» **WHAT YOU HAVE TO DO**: The entries below should be given again exactly, minus their pictures.

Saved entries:
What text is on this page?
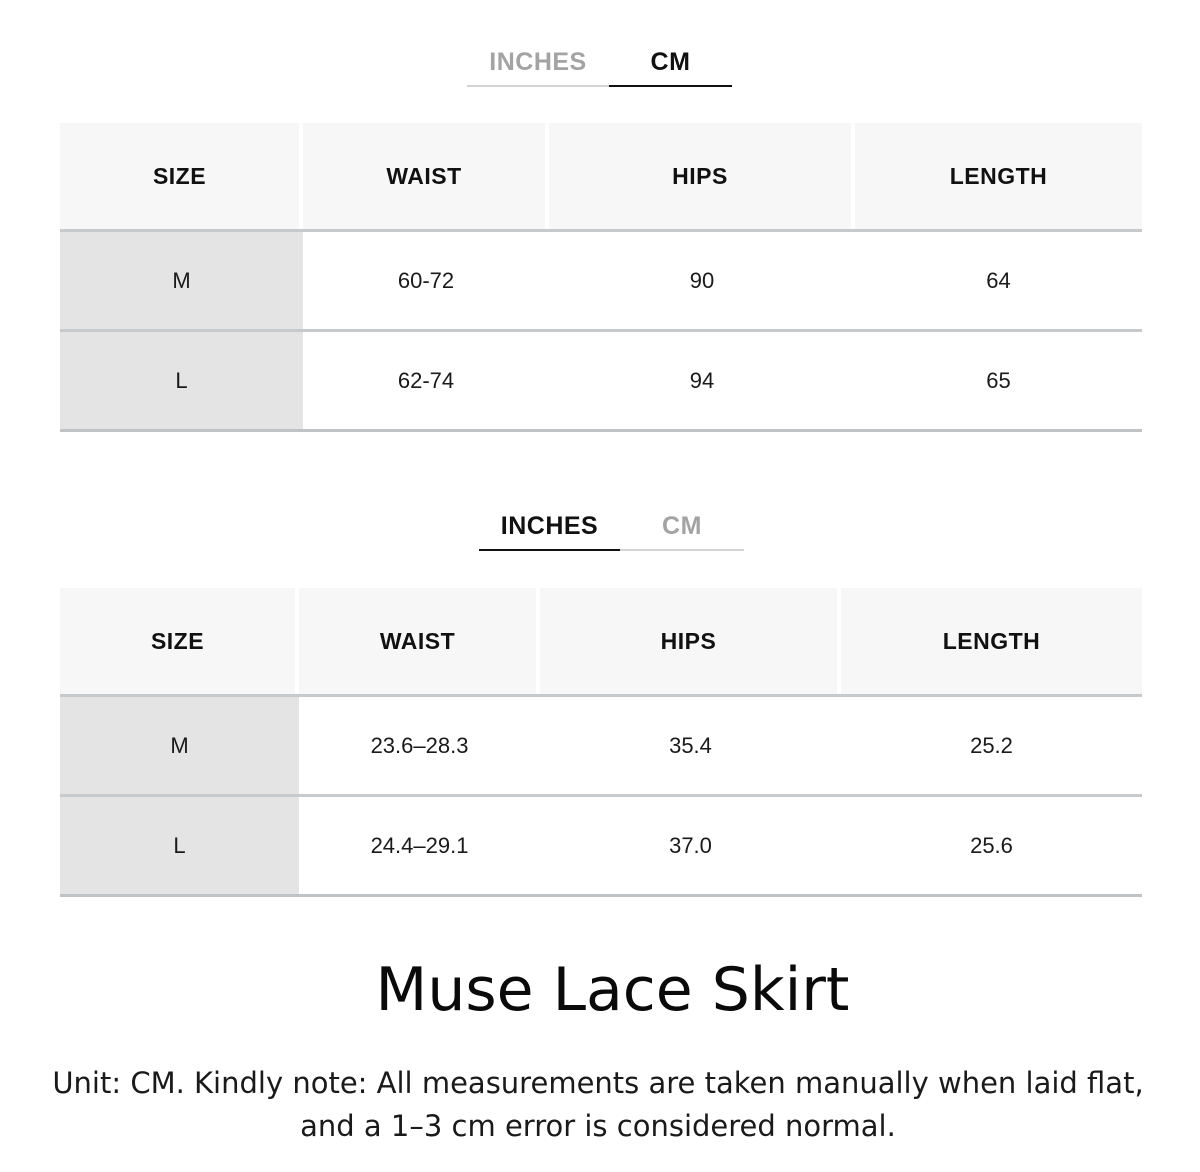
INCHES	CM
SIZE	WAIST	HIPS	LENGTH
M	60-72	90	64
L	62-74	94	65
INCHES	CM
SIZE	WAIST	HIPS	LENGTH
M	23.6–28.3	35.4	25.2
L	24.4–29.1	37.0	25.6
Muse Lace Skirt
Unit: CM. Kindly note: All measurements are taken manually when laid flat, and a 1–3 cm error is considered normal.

» **SOLUTION**:
What text is on this page?
INCHES	CM
SIZE	WAIST	HIPS	LENGTH
M	60-72	90	64
L	62-74	94	65
INCHES	CM
SIZE	WAIST	HIPS	LENGTH
M	23.6–28.3	35.4	25.2
L	24.4–29.1	37.0	25.6
Muse Lace Skirt
Unit: CM. Kindly note: All measurements are taken manually when laid flat, and a 1–3 cm error is considered normal.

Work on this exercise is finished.